EXERCISE OBJECTIVE:
Leaving out the pictures, please retype each record exactly.

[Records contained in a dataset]
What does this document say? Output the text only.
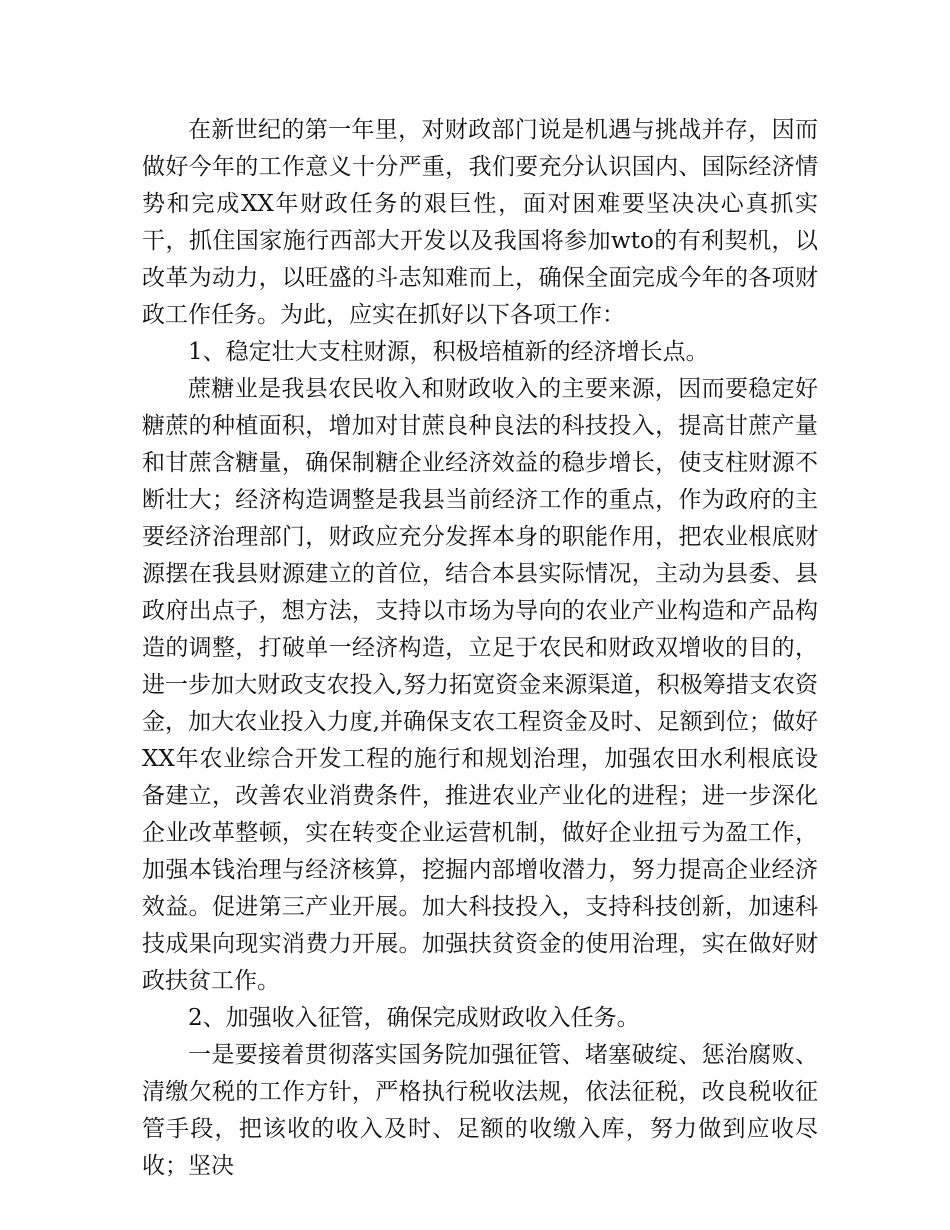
在新世纪的第一年里，对财政部门说是机遇与挑战并存，因而做好今年的工作意义十分严重，我们要充分认识国内、国际经济情势和完成XX年财政任务的艰巨性，面对困难要坚决决心真抓实干，抓住国家施行西部大开发以及我国将参加wto的有利契机，以改革为动力，以旺盛的斗志知难而上，确保全面完成今年的各项财政工作任务。为此，应实在抓好以下各项工作：

1、稳定壮大支柱财源，积极培植新的经济增长点。

蔗糖业是我县农民收入和财政收入的主要来源，因而要稳定好糖蔗的种植面积，增加对甘蔗良种良法的科技投入，提高甘蔗产量和甘蔗含糖量，确保制糖企业经济效益的稳步增长，使支柱财源不断壮大；经济构造调整是我县当前经济工作的重点，作为政府的主要经济治理部门，财政应充分发挥本身的职能作用，把农业根底财源摆在我县财源建立的首位，结合本县实际情况，主动为县委、县政府出点子，想方法，支持以市场为导向的农业产业构造和产品构造的调整，打破单一经济构造，立足于农民和财政双增收的目的，进一步加大财政支农投入,努力拓宽资金来源渠道，积极筹措支农资金，加大农业投入力度,并确保支农工程资金及时、足额到位；做好XX年农业综合开发工程的施行和规划治理，加强农田水利根底设备建立，改善农业消费条件，推进农业产业化的进程；进一步深化企业改革整顿，实在转变企业运营机制，做好企业扭亏为盈工作，加强本钱治理与经济核算，挖掘内部增收潜力，努力提高企业经济效益。促进第三产业开展。加大科技投入，支持科技创新，加速科技成果向现实消费力开展。加强扶贫资金的使用治理，实在做好财政扶贫工作。

2、加强收入征管，确保完成财政收入任务。

一是要接着贯彻落实国务院加强征管、堵塞破绽、惩治腐败、清缴欠税的工作方针，严格执行税收法规，依法征税，改良税收征管手段，把该收的收入及时、足额的收缴入库，努力做到应收尽收；坚决
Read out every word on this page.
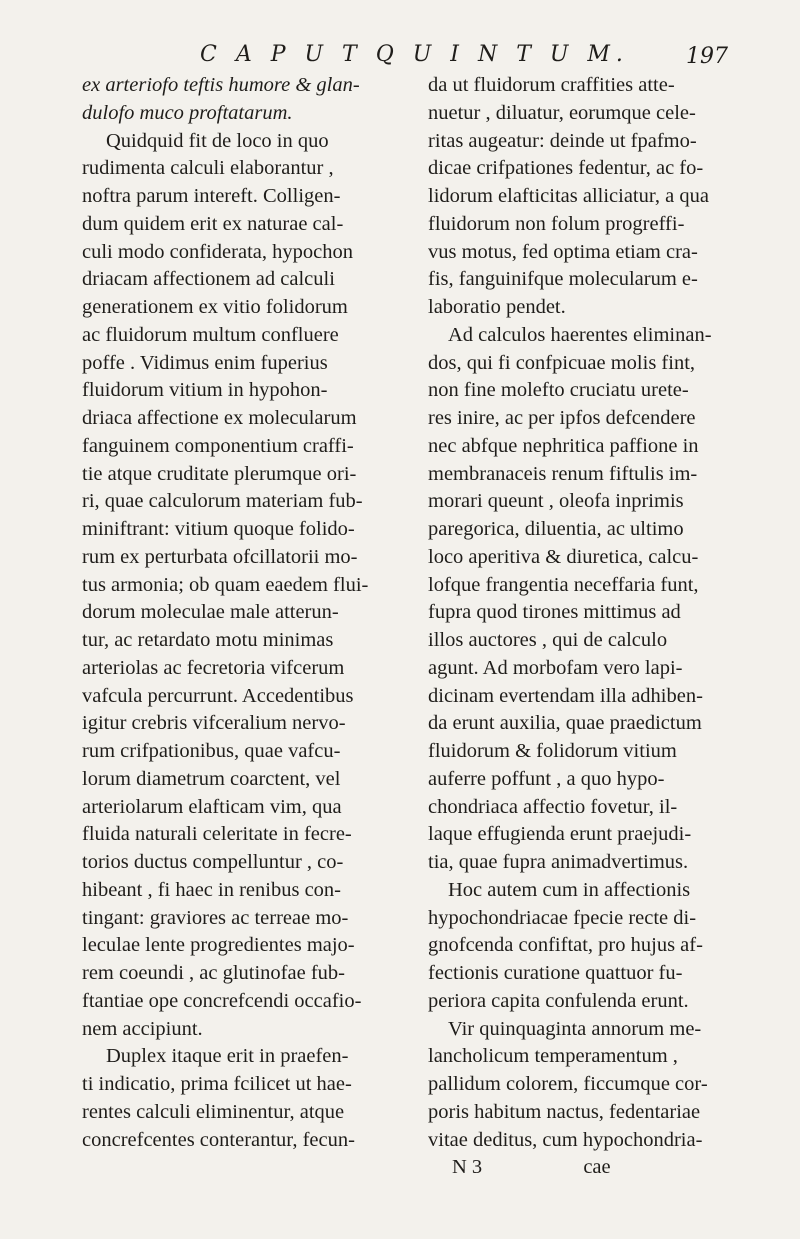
C A P U T Q U I N T U M.	197
ex arteriofo teftis humore & glan-
dulofo muco proftatarum.
Quidquid fit de loco in quo
rudimenta calculi elaborantur ,
noftra parum intereft. Colligen-
dum quidem erit ex naturae cal-
culi modo confiderata, hypochon
driacam affectionem ad calculi
generationem ex vitio folidorum
ac fluidorum multum confluere
poffe . Vidimus enim fuperius
fluidorum vitium in hypohon-
driaca affectione ex molecularum
fanguinem componentium craffi-
tie atque cruditate plerumque ori-
ri, quae calculorum materiam fub-
miniftrant: vitium quoque folido-
rum ex perturbata ofcillatorii mo-
tus armonia; ob quam eaedem flui-
dorum moleculae male atterun-
tur, ac retardato motu minimas
arteriolas ac fecretoria vifcerum
vafcula percurrunt. Accedentibus
igitur crebris vifceralium nervo-
rum crifpationibus, quae vafcu-
lorum diametrum coarctent, vel
arteriolarum elafticam vim, qua
fluida naturali celeritate in fecre-
torios ductus compelluntur , co-
hibeant , fi haec in renibus con-
tingant: graviores ac terreae mo-
leculae lente progredientes majo-
rem coeundi , ac glutinofae fub-
ftantiae ope concrefcendi occafio-
nem accipiunt.
Duplex itaque erit in praefen-
ti indicatio, prima fcilicet ut hae-
rentes calculi eliminentur, atque
concrefcentes conterantur, fecun-
da ut fluidorum craffities atte-
nuetur , diluatur, eorumque cele-
ritas augeatur: deinde ut fpafmo-
dicae crifpationes fedentur, ac fo-
lidorum elafticitas alliciatur, a qua
fluidorum non folum progreffi-
vus motus, fed optima etiam cra-
fis, fanguinifque molecularum e-
laboratio pendet.
Ad calculos haerentes eliminan-
dos, qui fi confpicuae molis fint,
non fine molefto cruciatu urete-
res inire, ac per ipfos defcendere
nec abfque nephritica paffione in
membranaceis renum fiftulis im-
morari queunt , oleofa inprimis
paregorica, diluentia, ac ultimo
loco aperitiva & diuretica, calcu-
lofque frangentia neceffaria funt,
fupra quod tirones mittimus ad
illos auctores , qui de calculo
agunt. Ad morbofam vero lapi-
dicinam evertendam illa adhiben-
da erunt auxilia, quae praedictum
fluidorum & folidorum vitium
auferre poffunt , a quo hypo-
chondriaca affectio fovetur, il-
laque effugienda erunt praejudi-
tia, quae fupra animadvertimus.
Hoc autem cum in affectionis
hypochondriacae fpecie recte di-
gnofcenda confiftat, pro hujus af-
fectionis curatione quattuor fu-
periora capita confulenda erunt.
Vir quinquaginta annorum me-
lancholicum temperamentum ,
pallidum colorem, ficcumque cor-
poris habitum nactus, fedentariae
vitae deditus, cum hypochondria-
N 3	cae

PROBLEM SOLUTION:
What does this document say? Output the text only.
在新世纪的第一年里，对财政部门说是机遇与挑战并存，因而做好今年的工作意义十分严重，我们要充分认识国内、国际经济情势和完成XX年财政任务的艰巨性，面对困难要坚决决心真抓实干，抓住国家施行西部大开发以及我国将参加wto的有利契机，以改革为动力，以旺盛的斗志知难而上，确保全面完成今年的各项财政工作任务。为此，应实在抓好以下各项工作：

1、稳定壮大支柱财源，积极培植新的经济增长点。

蔗糖业是我县农民收入和财政收入的主要来源，因而要稳定好糖蔗的种植面积，增加对甘蔗良种良法的科技投入，提高甘蔗产量和甘蔗含糖量，确保制糖企业经济效益的稳步增长，使支柱财源不断壮大；经济构造调整是我县当前经济工作的重点，作为政府的主要经济治理部门，财政应充分发挥本身的职能作用，把农业根底财源摆在我县财源建立的首位，结合本县实际情况，主动为县委、县政府出点子，想方法，支持以市场为导向的农业产业构造和产品构造的调整，打破单一经济构造，立足于农民和财政双增收的目的，进一步加大财政支农投入,努力拓宽资金来源渠道，积极筹措支农资金，加大农业投入力度,并确保支农工程资金及时、足额到位；做好XX年农业综合开发工程的施行和规划治理，加强农田水利根底设备建立，改善农业消费条件，推进农业产业化的进程；进一步深化企业改革整顿，实在转变企业运营机制，做好企业扭亏为盈工作，加强本钱治理与经济核算，挖掘内部增收潜力，努力提高企业经济效益。促进第三产业开展。加大科技投入，支持科技创新，加速科技成果向现实消费力开展。加强扶贫资金的使用治理，实在做好财政扶贫工作。

2、加强收入征管，确保完成财政收入任务。

一是要接着贯彻落实国务院加强征管、堵塞破绽、惩治腐败、清缴欠税的工作方针，严格执行税收法规，依法征税，改良税收征管手段，把该收的收入及时、足额的收缴入库，努力做到应收尽收；坚决
Read out every word on this page.
C A P U T Q U I N T U M.	197
ex arteriofo teftis humore & glan-
dulofo muco proftatarum.
Quidquid fit de loco in quo
rudimenta calculi elaborantur ,
noftra parum intereft. Colligen-
dum quidem erit ex naturae cal-
culi modo confiderata, hypochon
driacam affectionem ad calculi
generationem ex vitio folidorum
ac fluidorum multum confluere
poffe . Vidimus enim fuperius
fluidorum vitium in hypohon-
driaca affectione ex molecularum
fanguinem componentium craffi-
tie atque cruditate plerumque ori-
ri, quae calculorum materiam fub-
miniftrant: vitium quoque folido-
rum ex perturbata ofcillatorii mo-
tus armonia; ob quam eaedem flui-
dorum moleculae male atterun-
tur, ac retardato motu minimas
arteriolas ac fecretoria vifcerum
vafcula percurrunt. Accedentibus
igitur crebris vifceralium nervo-
rum crifpationibus, quae vafcu-
lorum diametrum coarctent, vel
arteriolarum elafticam vim, qua
fluida naturali celeritate in fecre-
torios ductus compelluntur , co-
hibeant , fi haec in renibus con-
tingant: graviores ac terreae mo-
leculae lente progredientes majo-
rem coeundi , ac glutinofae fub-
ftantiae ope concrefcendi occafio-
nem accipiunt.
Duplex itaque erit in praefen-
ti indicatio, prima fcilicet ut hae-
rentes calculi eliminentur, atque
concrefcentes conterantur, fecun-
da ut fluidorum craffities atte-
nuetur , diluatur, eorumque cele-
ritas augeatur: deinde ut fpafmo-
dicae crifpationes fedentur, ac fo-
lidorum elafticitas alliciatur, a qua
fluidorum non folum progreffi-
vus motus, fed optima etiam cra-
fis, fanguinifque molecularum e-
laboratio pendet.
Ad calculos haerentes eliminan-
dos, qui fi confpicuae molis fint,
non fine molefto cruciatu urete-
res inire, ac per ipfos defcendere
nec abfque nephritica paffione in
membranaceis renum fiftulis im-
morari queunt , oleofa inprimis
paregorica, diluentia, ac ultimo
loco aperitiva & diuretica, calcu-
lofque frangentia neceffaria funt,
fupra quod tirones mittimus ad
illos auctores , qui de calculo
agunt. Ad morbofam vero lapi-
dicinam evertendam illa adhiben-
da erunt auxilia, quae praedictum
fluidorum & folidorum vitium
auferre poffunt , a quo hypo-
chondriaca affectio fovetur, il-
laque effugienda erunt praejudi-
tia, quae fupra animadvertimus.
Hoc autem cum in affectionis
hypochondriacae fpecie recte di-
gnofcenda confiftat, pro hujus af-
fectionis curatione quattuor fu-
periora capita confulenda erunt.
Vir quinquaginta annorum me-
lancholicum temperamentum ,
pallidum colorem, ficcumque cor-
poris habitum nactus, fedentariae
vitae deditus, cum hypochondria-
N 3	cae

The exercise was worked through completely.